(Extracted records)
----

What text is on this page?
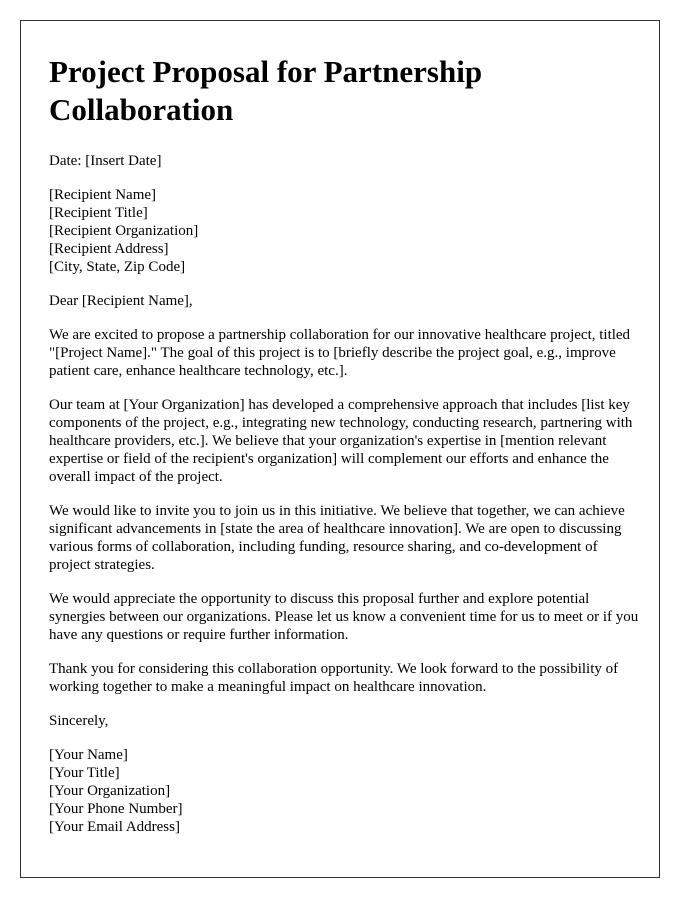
Project Proposal for Partnership Collaboration
Date: [Insert Date]
[Recipient Name]
[Recipient Title]
[Recipient Organization]
[Recipient Address]
[City, State, Zip Code]
Dear [Recipient Name],

We are excited to propose a partnership collaboration for our innovative healthcare project, titled "[Project Name]." The goal of this project is to [briefly describe the project goal, e.g., improve patient care, enhance healthcare technology, etc.].

Our team at [Your Organization] has developed a comprehensive approach that includes [list key components of the project, e.g., integrating new technology, conducting research, partnering with healthcare providers, etc.]. We believe that your organization's expertise in [mention relevant expertise or field of the recipient's organization] will complement our efforts and enhance the overall impact of the project.

We would like to invite you to join us in this initiative. We believe that together, we can achieve significant advancements in [state the area of healthcare innovation]. We are open to discussing various forms of collaboration, including funding, resource sharing, and co-development of project strategies.

We would appreciate the opportunity to discuss this proposal further and explore potential synergies between our organizations. Please let us know a convenient time for us to meet or if you have any questions or require further information.

Thank you for considering this collaboration opportunity. We look forward to the possibility of working together to make a meaningful impact on healthcare innovation.

Sincerely,
[Your Name]
[Your Title]
[Your Organization]
[Your Phone Number]
[Your Email Address]
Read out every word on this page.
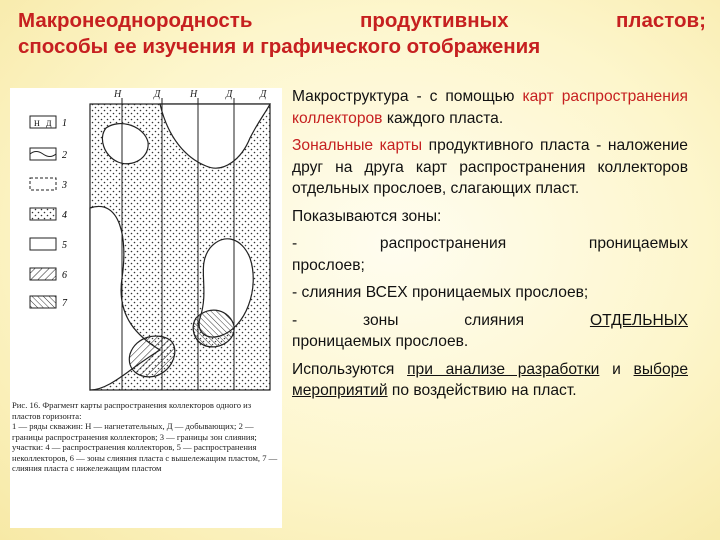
Макронеоднородность	продуктивных	пластов;
способы ее изучения и графического отображения
Н Д 1
2
3
4
5
6
7
Н	Д	Н	Д	Д

Рис. 16. Фрагмент карты распространения коллекторов одного из пластов горизонта:

1 — ряды скважин: Н — нагнетательных, Д — добывающих; 2 — границы распространения коллекторов; 3 — границы зон слияния; участки: 4 — распространения коллекторов, 5 — распространения неколлекторов, 6 — зоны слияния пласта с вышележащим пластом, 7 — слияния пласта с нижележащим пластом

Макроструктура - с помощью карт распространения коллекторов каждого пласта.

Зональные карты продуктивного пласта - наложение друг на друга карт распространения коллекторов отдельных прослоев, слагающих пласт.

Показываются зоны:

-	распространения	проницаемых
прослоев;

- слияния ВСЕХ проницаемых прослоев;

-	зоны	слияния	ОТДЕЛЬНЫХ
проницаемых прослоев.

Используются при анализе разработки и выборе мероприятий по воздействию на пласт.
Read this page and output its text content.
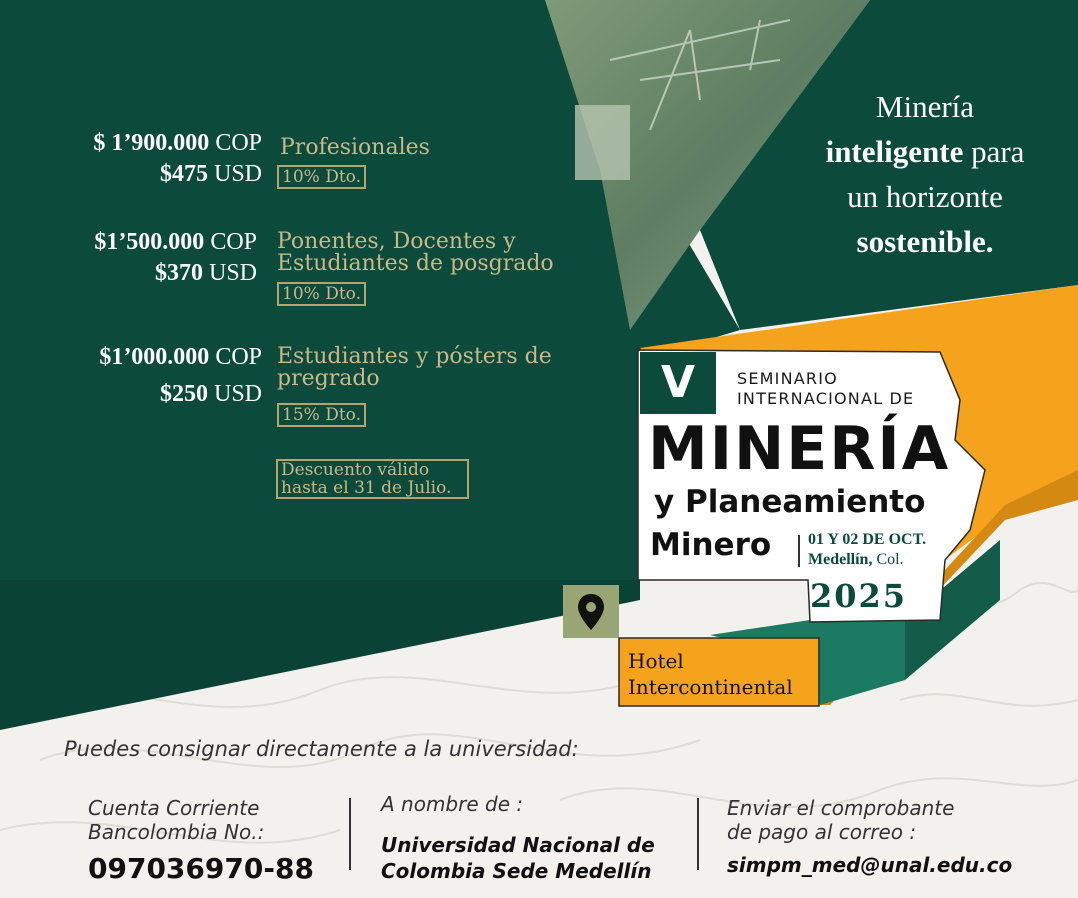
$ 1’900.000 COP
$475 USD
Profesionales
10% Dto.
$1’500.000 COP
$370 USD
Ponentes, Docentes y
Estudiantes de posgrado
10% Dto.
$1’000.000 COP
$250 USD
Estudiantes y pósters de
pregrado
15% Dto.
Descuento válido
hasta el 31 de Julio.
Minería
inteligente para
un horizonte
sostenible.
V	SEMINARIO
INTERNACIONAL DE
MINERÍA
y Planeamiento
Minero 01 Y 02 DE OCT.
Medellín, Col.
2025
Hotel
Intercontinental
Puedes consignar directamente a la universidad:
Cuenta Corriente
Bancolombia No.:
097036970-88
A nombre de :
Universidad Nacional de
Colombia Sede Medellín
Enviar el comprobante
de pago al correo :
simpm_med@unal.edu.co
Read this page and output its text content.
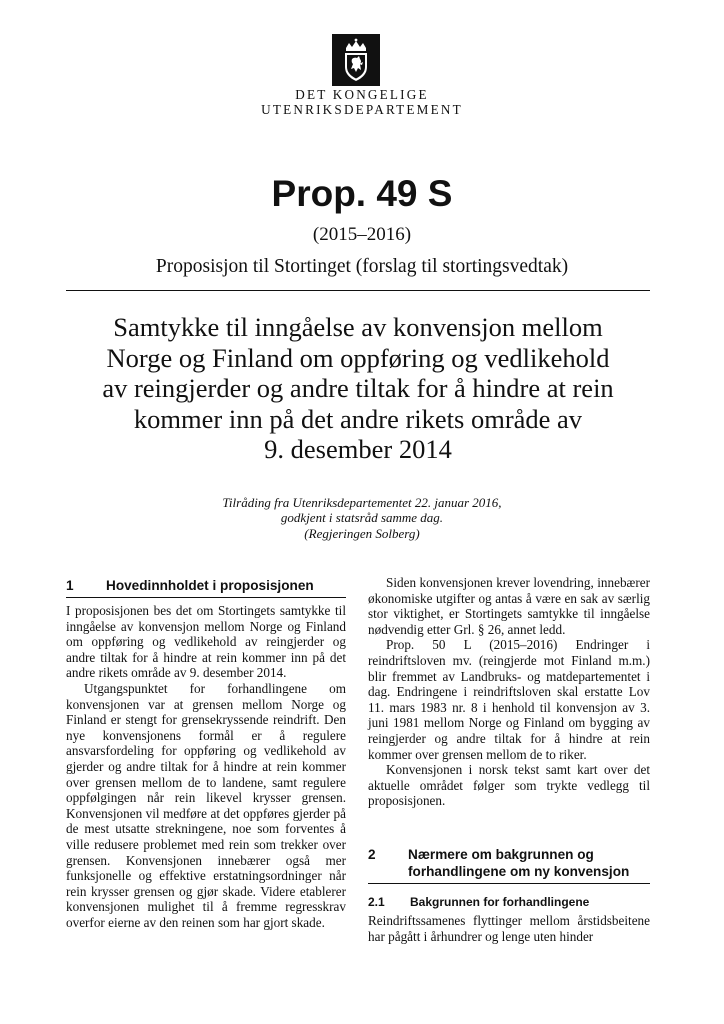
DET KONGELIGE
UTENRIKSDEPARTEMENT
Prop. 49 S
(2015–2016)
Proposisjon til Stortinget (forslag til stortingsvedtak)
Samtykke til inngåelse av konvensjon mellom
Norge og Finland om oppføring og vedlikehold
av reingjerder og andre tiltak for å hindre at rein
kommer inn på det andre rikets område av
9. desember 2014
Tilråding fra Utenriksdepartementet 22. januar 2016,
godkjent i statsråd samme dag.
(Regjeringen Solberg)
1 Hovedinnholdet i proposisjonen

I proposisjonen bes det om Stortingets samtykke til inngåelse av konvensjon mellom Norge og Finland om oppføring og vedlikehold av reingjerder og andre tiltak for å hindre at rein kommer inn på det andre rikets område av 9. desember 2014.

Utgangspunktet for forhandlingene om konvensjonen var at grensen mellom Norge og Finland er stengt for grensekryssende reindrift. Den nye konvensjonens formål er å regulere ansvarsfordeling for oppføring og vedlikehold av gjerder og andre tiltak for å hindre at rein kommer over grensen mellom de to landene, samt regulere oppfølgingen når rein likevel krysser grensen. Konvensjonen vil medføre at det oppføres gjerder på de mest utsatte strekningene, noe som forventes å ville redusere problemet med rein som trekker over grensen. Konvensjonen innebærer også mer funksjonelle og effektive erstatningsordninger når rein krysser grensen og gjør skade. Videre etablerer konvensjonen mulighet til å fremme regresskrav overfor eierne av den reinen som har gjort skade.

Siden konvensjonen krever lovendring, innebærer økonomiske utgifter og antas å være en sak av særlig stor viktighet, er Stortingets samtykke til inngåelse nødvendig etter Grl. § 26, annet ledd.

Prop. 50 L (2015–2016) Endringer i reindriftsloven mv. (reingjerde mot Finland m.m.) blir fremmet av Landbruks- og matdepartementet i dag. Endringene i reindriftsloven skal erstatte Lov 11. mars 1983 nr. 8 i henhold til konvensjon av 3. juni 1981 mellom Norge og Finland om bygging av reingjerder og andre tiltak for å hindre at rein kommer over grensen mellom de to riker.

Konvensjonen i norsk tekst samt kart over det aktuelle området følger som trykte vedlegg til proposisjonen.

2 Nærmere om bakgrunnen og
forhandlingene om ny konvensjon
2.1 Bakgrunnen for forhandlingene

Reindriftssamenes flyttinger mellom årstidsbeitene har pågått i århundrer og lenge uten hinder
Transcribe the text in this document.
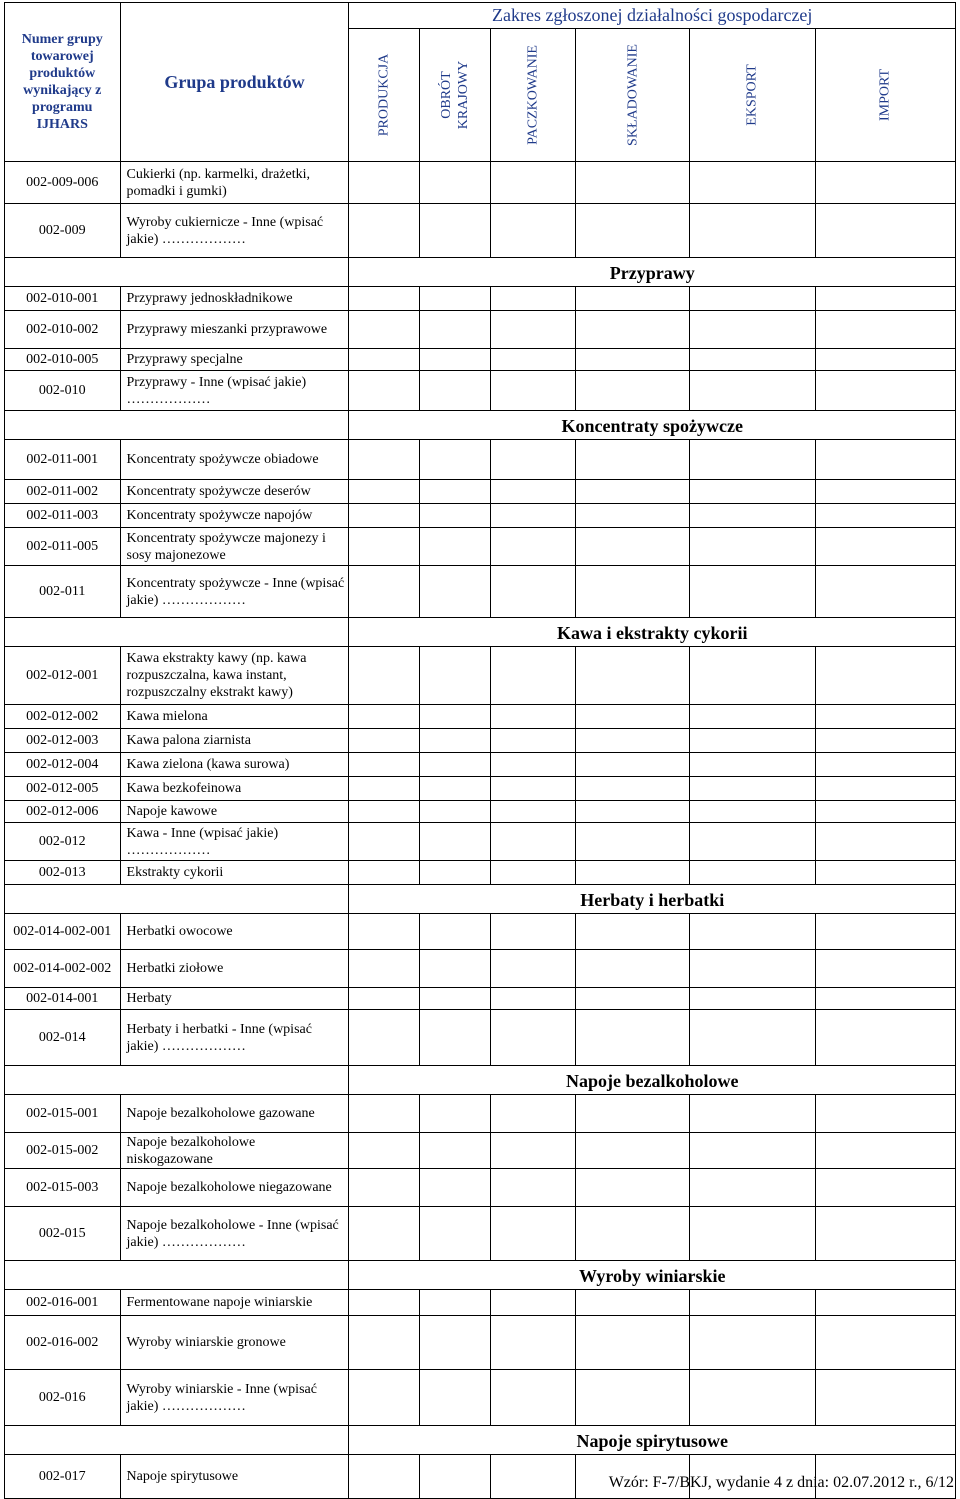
Numer grupy towarowej produktów wynikający z programu IJHARS	Grupa produktów	Zakres zgłoszonej działalności gospodarczej					

		PRODUKCJA	OBRÓT KRAJOWY	PACZKOWANIE	SKŁADOWANIE	EKSPORT	IMPORT

002-009-006	Cukierki (np. karmelki, drażetki, pomadki i gumki)						
002-009	Wyroby cukiernicze - Inne (wpisać jakie) ………………						
		Przyprawy					
002-010-001	Przyprawy jednoskładnikowe						
002-010-002	Przyprawy mieszanki przyprawowe						
002-010-005	Przyprawy specjalne						
002-010	Przyprawy - Inne (wpisać jakie) ………………						
		Koncentraty spożywcze					
002-011-001	Koncentraty spożywcze obiadowe						
002-011-002	Koncentraty spożywcze deserów						
002-011-003	Koncentraty spożywcze napojów						
002-011-005	Koncentraty spożywcze majonezy i sosy majonezowe						
002-011	Koncentraty spożywcze - Inne (wpisać jakie) ………………						
		Kawa i ekstrakty cykorii					
002-012-001	Kawa ekstrakty kawy (np. kawa rozpuszczalna, kawa instant, rozpuszczalny ekstrakt kawy)						
002-012-002	Kawa mielona						
002-012-003	Kawa palona ziarnista						
002-012-004	Kawa zielona (kawa surowa)						
002-012-005	Kawa bezkofeinowa						
002-012-006	Napoje kawowe						
002-012	Kawa - Inne (wpisać jakie) ………………						
002-013	Ekstrakty cykorii						
		Herbaty i herbatki					
002-014-002-001	Herbatki owocowe						
002-014-002-002	Herbatki ziołowe						
002-014-001	Herbaty						
002-014	Herbaty i herbatki - Inne (wpisać jakie) ………………						
		Napoje bezalkoholowe					
002-015-001	Napoje bezalkoholowe gazowane						
002-015-002	Napoje bezalkoholowe niskogazowane						
002-015-003	Napoje bezalkoholowe niegazowane						
002-015	Napoje bezalkoholowe - Inne (wpisać jakie) ………………						
		Wyroby winiarskie					
002-016-001	Fermentowane napoje winiarskie						
002-016-002	Wyroby winiarskie gronowe						
002-016	Wyroby winiarskie - Inne (wpisać jakie) ………………						
		Napoje spirytusowe					
002-017	Napoje spirytusowe							Wzór: F-7/BKJ, wydanie 4 z dnia: 02.07.2012 r., 6/12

----

• WORK TO DO:
Gather all lines where the word "пласта" appears.

• EXERCISE ANSWER:
1 — ряды скважин: Н — нагнетательных, Д — добывающих; 2 — границы распространения коллекторов; 3 — границы зон слияния; участки: 4 — распространения коллекторов, 5 — распространения неколлекторов, 6 — зоны слияния пласта с вышележащим пластом, 7 — слияния пласта с нижележащим пластом
Макроструктура - с помощью карт распространения коллекторов каждого пласта.
Зональные карты продуктивного пласта - наложение друг на друга карт распространения коллекторов отдельных прослоев, слагающих пласт.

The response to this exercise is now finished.